--- begin STORED RECORDS ---

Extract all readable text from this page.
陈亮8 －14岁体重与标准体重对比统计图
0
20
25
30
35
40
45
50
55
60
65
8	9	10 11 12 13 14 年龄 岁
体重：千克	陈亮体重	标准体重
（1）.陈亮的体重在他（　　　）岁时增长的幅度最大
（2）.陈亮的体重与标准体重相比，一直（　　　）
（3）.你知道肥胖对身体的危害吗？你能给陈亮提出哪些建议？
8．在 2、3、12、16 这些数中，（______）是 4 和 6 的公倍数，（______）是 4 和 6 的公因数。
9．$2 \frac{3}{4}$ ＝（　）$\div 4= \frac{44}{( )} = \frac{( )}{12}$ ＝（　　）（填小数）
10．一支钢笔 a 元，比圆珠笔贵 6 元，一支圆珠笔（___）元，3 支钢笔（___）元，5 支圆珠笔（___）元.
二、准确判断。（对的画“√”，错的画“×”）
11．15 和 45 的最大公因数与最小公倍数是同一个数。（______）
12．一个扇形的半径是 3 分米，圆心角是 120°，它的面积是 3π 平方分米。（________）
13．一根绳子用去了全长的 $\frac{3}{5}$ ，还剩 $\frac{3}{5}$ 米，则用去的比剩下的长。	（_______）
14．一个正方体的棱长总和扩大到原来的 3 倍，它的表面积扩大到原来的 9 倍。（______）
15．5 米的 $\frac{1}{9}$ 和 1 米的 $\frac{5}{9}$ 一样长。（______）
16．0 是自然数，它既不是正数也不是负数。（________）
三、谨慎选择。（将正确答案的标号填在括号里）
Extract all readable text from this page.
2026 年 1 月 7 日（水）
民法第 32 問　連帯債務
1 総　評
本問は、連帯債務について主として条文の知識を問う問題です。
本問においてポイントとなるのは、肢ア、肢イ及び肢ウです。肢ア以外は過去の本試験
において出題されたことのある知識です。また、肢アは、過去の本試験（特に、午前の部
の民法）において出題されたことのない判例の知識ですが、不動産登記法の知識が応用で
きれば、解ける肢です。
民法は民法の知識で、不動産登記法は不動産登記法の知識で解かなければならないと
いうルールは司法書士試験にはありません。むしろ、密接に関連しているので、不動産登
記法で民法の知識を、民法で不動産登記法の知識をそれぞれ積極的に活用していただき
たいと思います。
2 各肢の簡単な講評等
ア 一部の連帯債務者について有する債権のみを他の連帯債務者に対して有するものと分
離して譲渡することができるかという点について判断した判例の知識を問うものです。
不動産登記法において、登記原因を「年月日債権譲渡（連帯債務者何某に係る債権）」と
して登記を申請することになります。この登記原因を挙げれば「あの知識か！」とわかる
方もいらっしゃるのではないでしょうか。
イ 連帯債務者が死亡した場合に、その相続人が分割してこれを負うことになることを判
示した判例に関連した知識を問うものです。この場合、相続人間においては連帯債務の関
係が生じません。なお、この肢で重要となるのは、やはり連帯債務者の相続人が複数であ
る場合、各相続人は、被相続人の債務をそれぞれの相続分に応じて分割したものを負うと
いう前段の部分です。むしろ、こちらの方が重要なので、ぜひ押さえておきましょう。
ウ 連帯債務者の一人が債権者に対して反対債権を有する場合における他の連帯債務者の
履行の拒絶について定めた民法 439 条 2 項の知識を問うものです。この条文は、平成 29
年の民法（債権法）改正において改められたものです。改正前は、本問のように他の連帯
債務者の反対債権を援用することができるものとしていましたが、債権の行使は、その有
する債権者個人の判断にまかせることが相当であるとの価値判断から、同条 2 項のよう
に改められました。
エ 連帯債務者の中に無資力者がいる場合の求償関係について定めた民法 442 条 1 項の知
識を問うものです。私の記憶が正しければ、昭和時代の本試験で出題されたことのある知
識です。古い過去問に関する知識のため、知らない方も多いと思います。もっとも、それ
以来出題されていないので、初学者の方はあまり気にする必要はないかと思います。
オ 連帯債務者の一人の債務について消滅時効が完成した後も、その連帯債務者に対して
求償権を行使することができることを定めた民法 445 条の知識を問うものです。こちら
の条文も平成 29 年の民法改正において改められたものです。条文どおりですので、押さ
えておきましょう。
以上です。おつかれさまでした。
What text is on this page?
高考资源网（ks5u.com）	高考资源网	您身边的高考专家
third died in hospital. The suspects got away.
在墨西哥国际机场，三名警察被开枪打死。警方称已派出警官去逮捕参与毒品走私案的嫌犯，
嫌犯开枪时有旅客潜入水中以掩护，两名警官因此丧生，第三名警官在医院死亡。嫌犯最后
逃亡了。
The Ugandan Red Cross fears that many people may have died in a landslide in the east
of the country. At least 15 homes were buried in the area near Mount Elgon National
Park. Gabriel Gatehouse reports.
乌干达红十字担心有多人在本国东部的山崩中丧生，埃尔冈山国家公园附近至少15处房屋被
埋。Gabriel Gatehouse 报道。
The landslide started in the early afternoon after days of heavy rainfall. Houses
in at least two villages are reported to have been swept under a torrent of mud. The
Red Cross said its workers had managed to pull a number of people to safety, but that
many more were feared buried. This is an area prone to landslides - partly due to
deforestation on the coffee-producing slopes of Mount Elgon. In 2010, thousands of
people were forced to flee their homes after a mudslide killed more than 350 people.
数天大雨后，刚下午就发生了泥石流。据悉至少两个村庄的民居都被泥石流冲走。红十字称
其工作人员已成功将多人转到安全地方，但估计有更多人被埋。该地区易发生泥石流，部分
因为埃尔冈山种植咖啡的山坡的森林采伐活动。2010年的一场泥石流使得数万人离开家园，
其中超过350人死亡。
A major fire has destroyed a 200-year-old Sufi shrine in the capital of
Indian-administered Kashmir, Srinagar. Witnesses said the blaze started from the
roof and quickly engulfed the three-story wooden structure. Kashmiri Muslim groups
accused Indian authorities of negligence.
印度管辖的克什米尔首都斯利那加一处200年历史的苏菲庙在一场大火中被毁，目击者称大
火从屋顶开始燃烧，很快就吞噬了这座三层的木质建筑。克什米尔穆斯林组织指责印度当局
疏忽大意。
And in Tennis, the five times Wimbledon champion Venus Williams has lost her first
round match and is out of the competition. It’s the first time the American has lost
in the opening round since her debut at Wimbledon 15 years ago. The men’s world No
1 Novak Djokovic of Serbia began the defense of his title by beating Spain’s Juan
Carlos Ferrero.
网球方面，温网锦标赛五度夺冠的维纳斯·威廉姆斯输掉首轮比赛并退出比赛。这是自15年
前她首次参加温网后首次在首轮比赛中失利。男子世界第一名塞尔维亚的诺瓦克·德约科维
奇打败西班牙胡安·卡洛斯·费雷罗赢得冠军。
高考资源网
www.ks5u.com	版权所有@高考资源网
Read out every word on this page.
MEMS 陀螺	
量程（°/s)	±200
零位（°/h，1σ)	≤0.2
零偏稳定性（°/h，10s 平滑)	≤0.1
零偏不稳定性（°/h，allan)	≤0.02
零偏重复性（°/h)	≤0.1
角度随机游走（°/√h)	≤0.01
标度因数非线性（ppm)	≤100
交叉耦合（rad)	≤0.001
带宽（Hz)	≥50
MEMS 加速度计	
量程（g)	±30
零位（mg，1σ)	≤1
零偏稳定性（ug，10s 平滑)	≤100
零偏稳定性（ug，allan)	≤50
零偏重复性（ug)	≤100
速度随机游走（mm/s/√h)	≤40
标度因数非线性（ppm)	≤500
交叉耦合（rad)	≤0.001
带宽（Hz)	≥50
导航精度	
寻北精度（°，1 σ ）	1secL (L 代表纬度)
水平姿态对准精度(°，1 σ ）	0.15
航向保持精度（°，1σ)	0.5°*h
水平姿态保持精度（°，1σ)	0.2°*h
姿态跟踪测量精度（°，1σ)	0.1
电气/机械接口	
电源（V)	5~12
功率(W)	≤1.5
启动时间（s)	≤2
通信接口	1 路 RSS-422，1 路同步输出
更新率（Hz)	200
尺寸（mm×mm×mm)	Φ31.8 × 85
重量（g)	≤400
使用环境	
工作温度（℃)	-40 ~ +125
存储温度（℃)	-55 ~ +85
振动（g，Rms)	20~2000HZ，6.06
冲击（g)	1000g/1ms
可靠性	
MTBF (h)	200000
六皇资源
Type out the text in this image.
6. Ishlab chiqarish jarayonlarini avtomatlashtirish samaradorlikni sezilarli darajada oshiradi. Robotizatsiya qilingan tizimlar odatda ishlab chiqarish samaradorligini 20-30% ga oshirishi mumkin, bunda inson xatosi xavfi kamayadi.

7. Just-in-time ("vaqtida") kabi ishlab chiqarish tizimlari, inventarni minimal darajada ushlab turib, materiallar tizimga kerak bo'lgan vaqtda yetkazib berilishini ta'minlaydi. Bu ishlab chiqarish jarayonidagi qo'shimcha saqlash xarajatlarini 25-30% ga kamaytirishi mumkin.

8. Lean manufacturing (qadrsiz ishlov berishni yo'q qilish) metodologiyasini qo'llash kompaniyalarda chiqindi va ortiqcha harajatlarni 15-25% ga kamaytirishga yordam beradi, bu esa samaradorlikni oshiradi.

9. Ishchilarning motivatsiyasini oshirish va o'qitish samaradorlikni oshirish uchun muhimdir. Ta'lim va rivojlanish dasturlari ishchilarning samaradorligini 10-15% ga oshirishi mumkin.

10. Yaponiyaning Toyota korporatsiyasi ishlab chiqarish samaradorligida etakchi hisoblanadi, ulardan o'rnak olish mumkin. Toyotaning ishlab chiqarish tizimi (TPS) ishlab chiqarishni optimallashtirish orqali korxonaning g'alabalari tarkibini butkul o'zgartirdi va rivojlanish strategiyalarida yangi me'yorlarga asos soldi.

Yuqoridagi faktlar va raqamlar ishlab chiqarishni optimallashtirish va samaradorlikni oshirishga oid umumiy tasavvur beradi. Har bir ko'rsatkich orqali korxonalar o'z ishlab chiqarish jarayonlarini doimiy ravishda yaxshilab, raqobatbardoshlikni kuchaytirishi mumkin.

--- end STORED RECORDS ---

**WORK INSTRUCTIONS**
From the listing above, pick out each line where the word "after" appears.

**EXERCISE OUTPUT**
The landslide started in the early afternoon after days of heavy rainfall. Houses
people were forced to flee their homes after a mudslide killed more than 350 people.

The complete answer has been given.